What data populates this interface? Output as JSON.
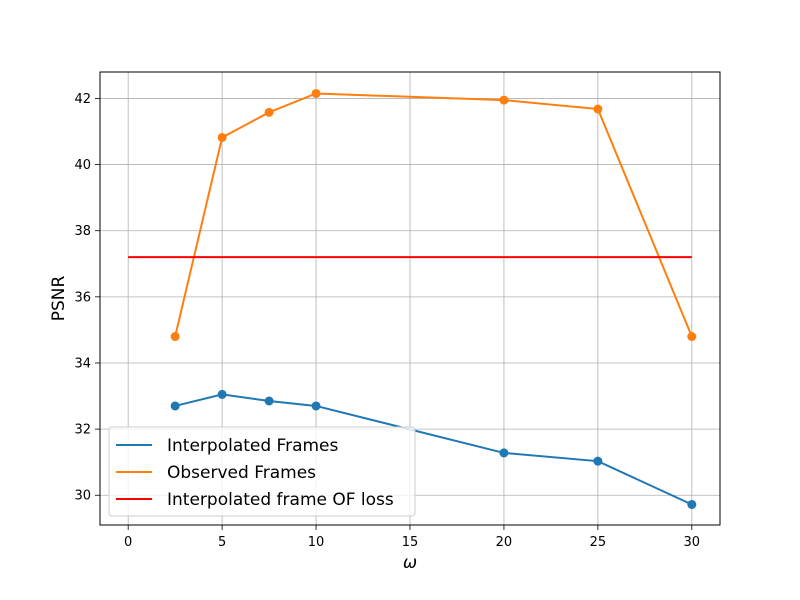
{
  "chart_data": {
    "type": "line",
    "xlabel": "ω",
    "ylabel": "PSNR",
    "xlim": [
      -1.5,
      31.5
    ],
    "ylim": [
      29.1,
      42.8
    ],
    "x_ticks": [
      0,
      5,
      10,
      15,
      20,
      25,
      30
    ],
    "y_ticks": [
      30,
      32,
      34,
      36,
      38,
      40,
      42
    ],
    "grid": true,
    "legend_position": "lower-left",
    "series": [
      {
        "name": "Interpolated Frames",
        "color": "#1f77b4",
        "markers": true,
        "x": [
          2.5,
          5,
          7.5,
          10,
          20,
          25,
          30
        ],
        "y": [
          32.7,
          33.05,
          32.85,
          32.7,
          31.28,
          31.03,
          29.72
        ]
      },
      {
        "name": "Observed Frames",
        "color": "#ff7f0e",
        "markers": true,
        "x": [
          2.5,
          5,
          7.5,
          10,
          20,
          25,
          30
        ],
        "y": [
          34.8,
          40.82,
          41.58,
          42.15,
          41.95,
          41.68,
          34.8
        ]
      },
      {
        "name": "Interpolated frame OF loss",
        "color": "#ff0000",
        "markers": false,
        "x": [
          0,
          30
        ],
        "y": [
          37.2,
          37.2
        ]
      }
    ]
  }
}
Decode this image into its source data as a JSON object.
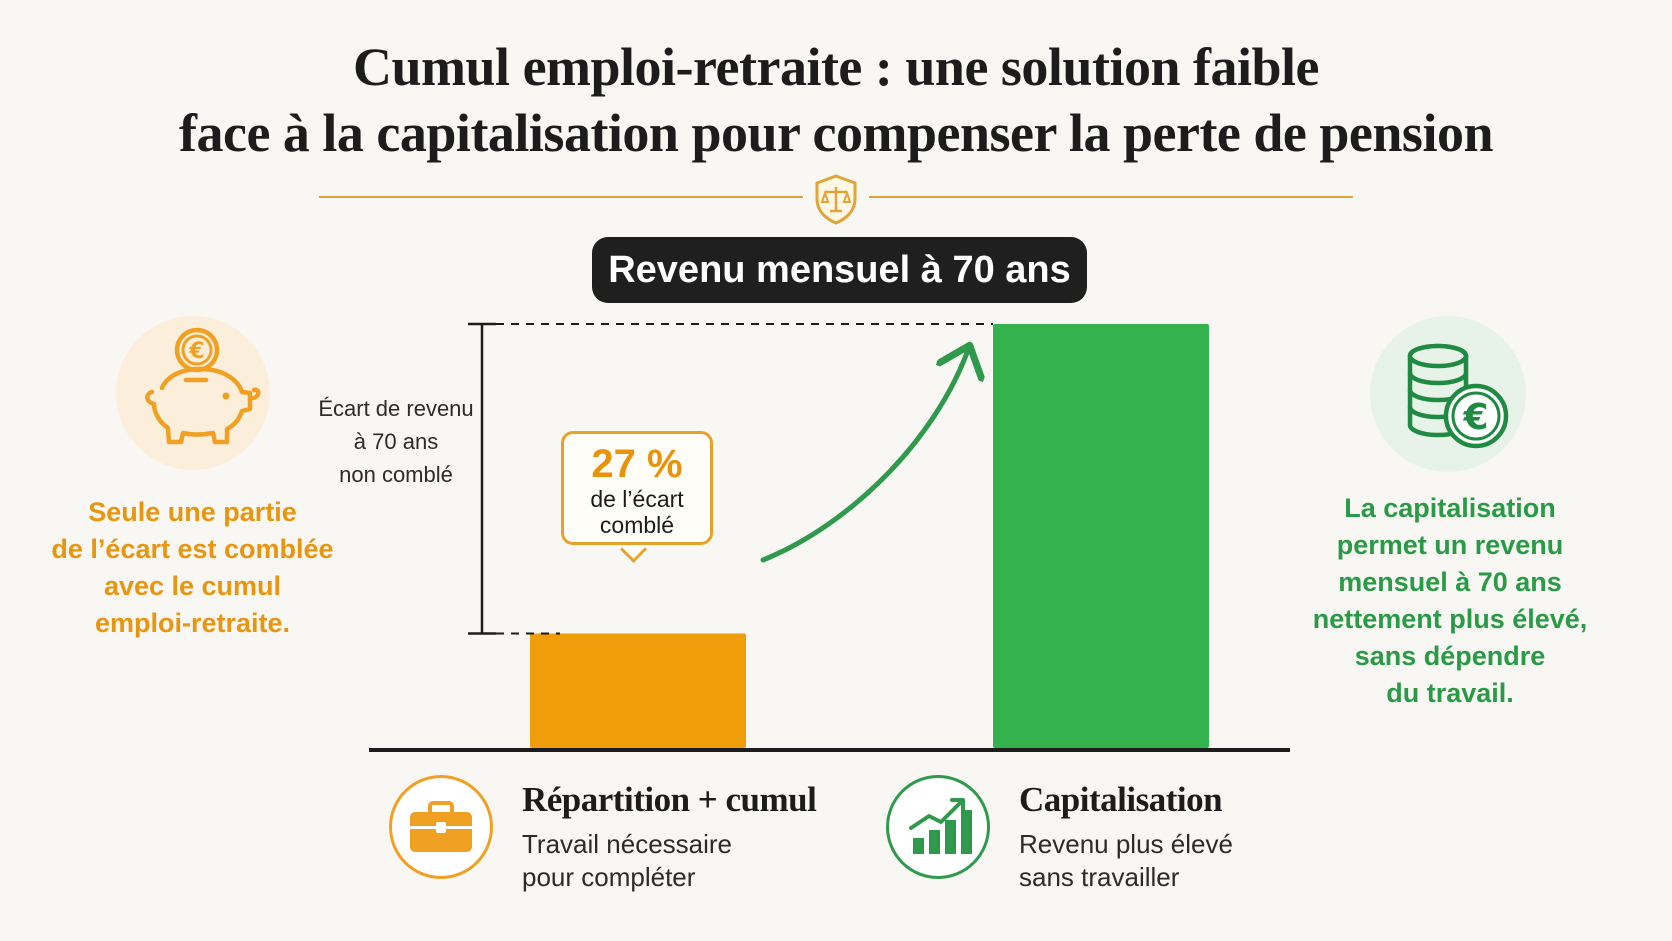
{
  "header": {
    "title_line1": "Cumul emploi-retraite : une solution faible",
    "title_line2": "face à la capitalisation pour compenser la perte de pension",
    "divider_icon": "balance-scale-shield-icon"
  },
  "chart_data": {
    "type": "bar",
    "title": "Revenu mensuel à 70 ans",
    "categories": [
      "Répartition + cumul",
      "Capitalisation"
    ],
    "values": [
      27,
      100
    ],
    "colors": [
      "#f09d0c",
      "#34b24e"
    ],
    "gap_annotation": {
      "label_lines": [
        "Écart de revenu",
        "à 70 ans",
        "non comblé"
      ]
    },
    "callout": {
      "value": "27 %",
      "text_lines": [
        "de l’écart",
        "comblé"
      ]
    },
    "arrow": {
      "color": "#2f9a4c",
      "from": "Répartition + cumul",
      "to": "Capitalisation"
    }
  },
  "left_panel": {
    "icon": "piggy-bank-euro-icon",
    "note_lines": [
      "Seule une partie",
      "de l’écart est comblée",
      "avec le cumul",
      "emploi-retraite."
    ],
    "color": "#e8950f"
  },
  "right_panel": {
    "icon": "coins-euro-icon",
    "note_lines": [
      "La capitalisation",
      "permet un revenu",
      "mensuel à 70 ans",
      "nettement plus élevé,",
      "sans dépendre",
      "du travail."
    ],
    "color": "#2a9a47"
  },
  "legend": [
    {
      "icon": "briefcase-icon",
      "title": "Répartition + cumul",
      "desc_lines": [
        "Travail nécessaire",
        "pour compléter"
      ],
      "color": "#f0a124"
    },
    {
      "icon": "growth-chart-icon",
      "title": "Capitalisation",
      "desc_lines": [
        "Revenu plus élevé",
        "sans travailler"
      ],
      "color": "#2f9a4c"
    }
  ]
}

● ● ● ●

Copy every entry word for word, but omit the pictures.

What data populates this interface? Output as JSON.
{
  "chart_data": {
    "type": "line",
    "xlabel": "ω",
    "ylabel": "PSNR",
    "xlim": [
      -1.5,
      31.5
    ],
    "ylim": [
      29.1,
      42.8
    ],
    "x_ticks": [
      0,
      5,
      10,
      15,
      20,
      25,
      30
    ],
    "y_ticks": [
      30,
      32,
      34,
      36,
      38,
      40,
      42
    ],
    "grid": true,
    "legend_position": "lower-left",
    "series": [
      {
        "name": "Interpolated Frames",
        "color": "#1f77b4",
        "markers": true,
        "x": [
          2.5,
          5,
          7.5,
          10,
          20,
          25,
          30
        ],
        "y": [
          32.7,
          33.05,
          32.85,
          32.7,
          31.28,
          31.03,
          29.72
        ]
      },
      {
        "name": "Observed Frames",
        "color": "#ff7f0e",
        "markers": true,
        "x": [
          2.5,
          5,
          7.5,
          10,
          20,
          25,
          30
        ],
        "y": [
          34.8,
          40.82,
          41.58,
          42.15,
          41.95,
          41.68,
          34.8
        ]
      },
      {
        "name": "Interpolated frame OF loss",
        "color": "#ff0000",
        "markers": false,
        "x": [
          0,
          30
        ],
        "y": [
          37.2,
          37.2
        ]
      }
    ]
  }
}
Decode this image into its source data as a JSON object.
{
  "header": {
    "title_line1": "Cumul emploi-retraite : une solution faible",
    "title_line2": "face à la capitalisation pour compenser la perte de pension",
    "divider_icon": "balance-scale-shield-icon"
  },
  "chart_data": {
    "type": "bar",
    "title": "Revenu mensuel à 70 ans",
    "categories": [
      "Répartition + cumul",
      "Capitalisation"
    ],
    "values": [
      27,
      100
    ],
    "colors": [
      "#f09d0c",
      "#34b24e"
    ],
    "gap_annotation": {
      "label_lines": [
        "Écart de revenu",
        "à 70 ans",
        "non comblé"
      ]
    },
    "callout": {
      "value": "27 %",
      "text_lines": [
        "de l’écart",
        "comblé"
      ]
    },
    "arrow": {
      "color": "#2f9a4c",
      "from": "Répartition + cumul",
      "to": "Capitalisation"
    }
  },
  "left_panel": {
    "icon": "piggy-bank-euro-icon",
    "note_lines": [
      "Seule une partie",
      "de l’écart est comblée",
      "avec le cumul",
      "emploi-retraite."
    ],
    "color": "#e8950f"
  },
  "right_panel": {
    "icon": "coins-euro-icon",
    "note_lines": [
      "La capitalisation",
      "permet un revenu",
      "mensuel à 70 ans",
      "nettement plus élevé,",
      "sans dépendre",
      "du travail."
    ],
    "color": "#2a9a47"
  },
  "legend": [
    {
      "icon": "briefcase-icon",
      "title": "Répartition + cumul",
      "desc_lines": [
        "Travail nécessaire",
        "pour compléter"
      ],
      "color": "#f0a124"
    },
    {
      "icon": "growth-chart-icon",
      "title": "Capitalisation",
      "desc_lines": [
        "Revenu plus élevé",
        "sans travailler"
      ],
      "color": "#2f9a4c"
    }
  ]
}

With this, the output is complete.